▶

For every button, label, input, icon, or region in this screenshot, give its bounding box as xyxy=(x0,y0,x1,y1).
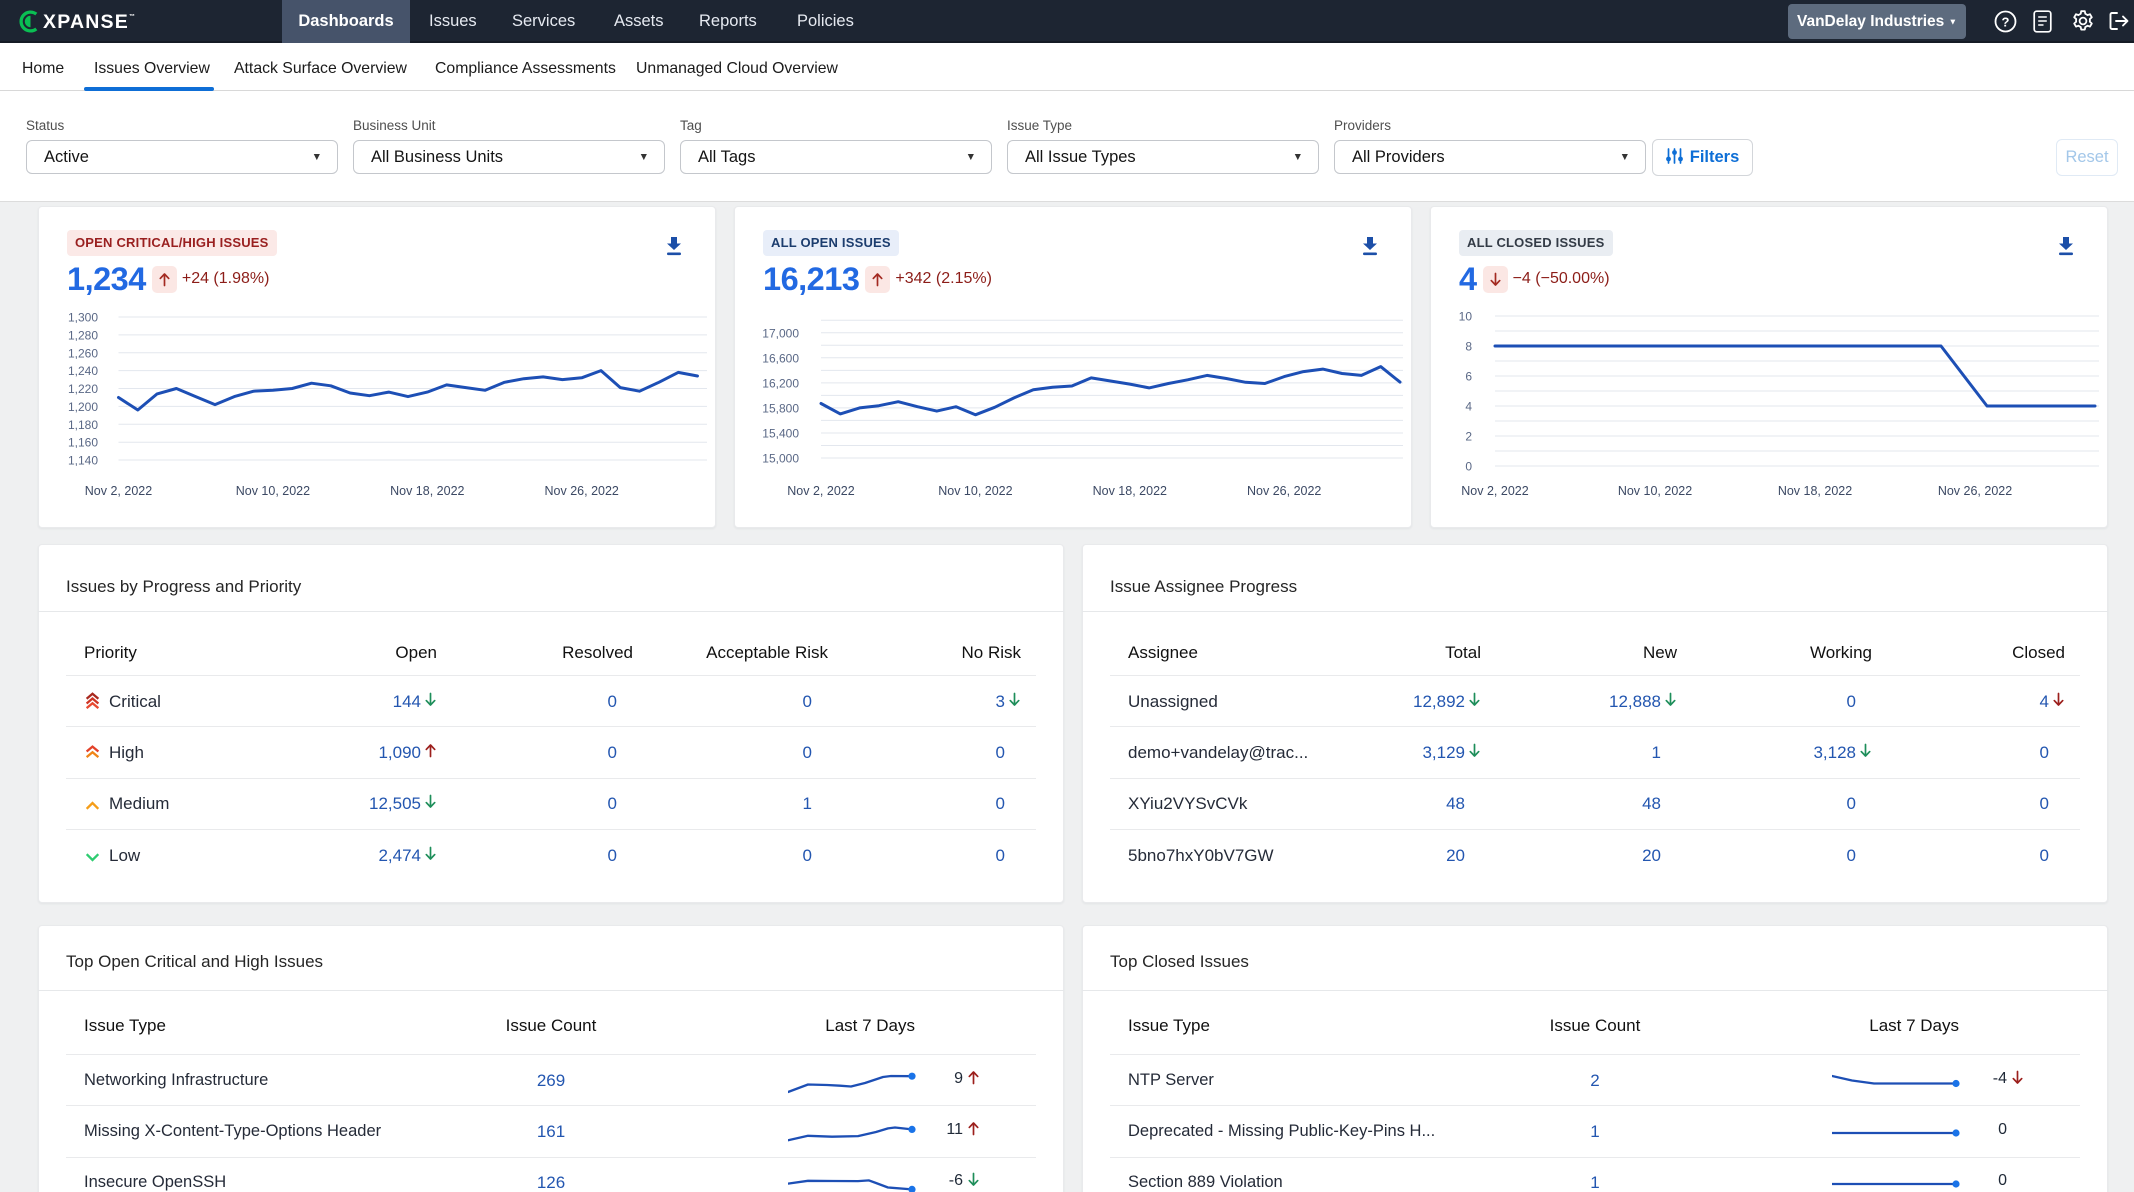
svg-text:1,240: 1,240 xyxy=(68,364,98,378)
svg-text:Nov 26, 2022: Nov 26, 2022 xyxy=(1247,484,1321,498)
svg-text:15,800: 15,800 xyxy=(762,401,799,415)
svg-text:1,300: 1,300 xyxy=(68,311,98,325)
svg-text:Nov 10, 2022: Nov 10, 2022 xyxy=(236,484,310,498)
svg-text:0: 0 xyxy=(1465,460,1472,474)
svg-text:1,200: 1,200 xyxy=(68,400,98,414)
svg-text:?: ? xyxy=(2002,14,2010,29)
svg-text:Nov 26, 2022: Nov 26, 2022 xyxy=(545,484,619,498)
svg-text:6: 6 xyxy=(1465,370,1472,384)
svg-text:15,000: 15,000 xyxy=(762,452,799,466)
svg-text:Nov 2, 2022: Nov 2, 2022 xyxy=(1461,484,1528,498)
svg-text:10: 10 xyxy=(1459,310,1473,324)
svg-text:Nov 18, 2022: Nov 18, 2022 xyxy=(390,484,464,498)
svg-text:Nov 18, 2022: Nov 18, 2022 xyxy=(1778,484,1852,498)
svg-text:1,220: 1,220 xyxy=(68,382,98,396)
svg-text:Nov 10, 2022: Nov 10, 2022 xyxy=(1618,484,1692,498)
svg-text:Nov 10, 2022: Nov 10, 2022 xyxy=(938,484,1012,498)
svg-text:4: 4 xyxy=(1465,400,1472,414)
svg-text:16,600: 16,600 xyxy=(762,351,799,365)
svg-text:15,400: 15,400 xyxy=(762,427,799,441)
svg-text:1,160: 1,160 xyxy=(68,436,98,450)
svg-text:1,280: 1,280 xyxy=(68,328,98,342)
svg-text:16,200: 16,200 xyxy=(762,376,799,390)
svg-text:1,140: 1,140 xyxy=(68,454,98,468)
svg-text:2: 2 xyxy=(1465,430,1472,444)
svg-text:8: 8 xyxy=(1465,340,1472,354)
svg-text:1,180: 1,180 xyxy=(68,418,98,432)
svg-text:1,260: 1,260 xyxy=(68,346,98,360)
svg-text:Nov 18, 2022: Nov 18, 2022 xyxy=(1093,484,1167,498)
svg-text:Nov 2, 2022: Nov 2, 2022 xyxy=(85,484,152,498)
svg-text:Nov 26, 2022: Nov 26, 2022 xyxy=(1938,484,2012,498)
svg-text:Nov 2, 2022: Nov 2, 2022 xyxy=(787,484,854,498)
svg-text:17,000: 17,000 xyxy=(762,326,799,340)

◀

Output the rows above unchanged, starting at the one that contains "svg-text:1,240: 1,240 xyxy=(68,364,98,378)" and ending at the one that contains "svg-text:Nov 10, 2022: Nov 10, 2022 xyxy=(938,484,1012,498)", with both of those included.

• **FULL SOLUTION**:
svg-text:1,240: 1,240 xyxy=(68,364,98,378)
svg-text:Nov 26, 2022: Nov 26, 2022 xyxy=(1247,484,1321,498)
svg-text:15,800: 15,800 xyxy=(762,401,799,415)
svg-text:1,300: 1,300 xyxy=(68,311,98,325)
svg-text:Nov 10, 2022: Nov 10, 2022 xyxy=(236,484,310,498)
svg-text:0: 0 xyxy=(1465,460,1472,474)
svg-text:1,200: 1,200 xyxy=(68,400,98,414)
svg-text:?: ? xyxy=(2002,14,2010,29)
svg-text:Nov 26, 2022: Nov 26, 2022 xyxy=(545,484,619,498)
svg-text:6: 6 xyxy=(1465,370,1472,384)
svg-text:15,000: 15,000 xyxy=(762,452,799,466)
svg-text:Nov 2, 2022: Nov 2, 2022 xyxy=(1461,484,1528,498)
svg-text:10: 10 xyxy=(1459,310,1473,324)
svg-text:Nov 18, 2022: Nov 18, 2022 xyxy=(390,484,464,498)
svg-text:Nov 18, 2022: Nov 18, 2022 xyxy=(1778,484,1852,498)
svg-text:1,220: 1,220 xyxy=(68,382,98,396)
svg-text:Nov 10, 2022: Nov 10, 2022 xyxy=(1618,484,1692,498)
svg-text:Nov 10, 2022: Nov 10, 2022 xyxy=(938,484,1012,498)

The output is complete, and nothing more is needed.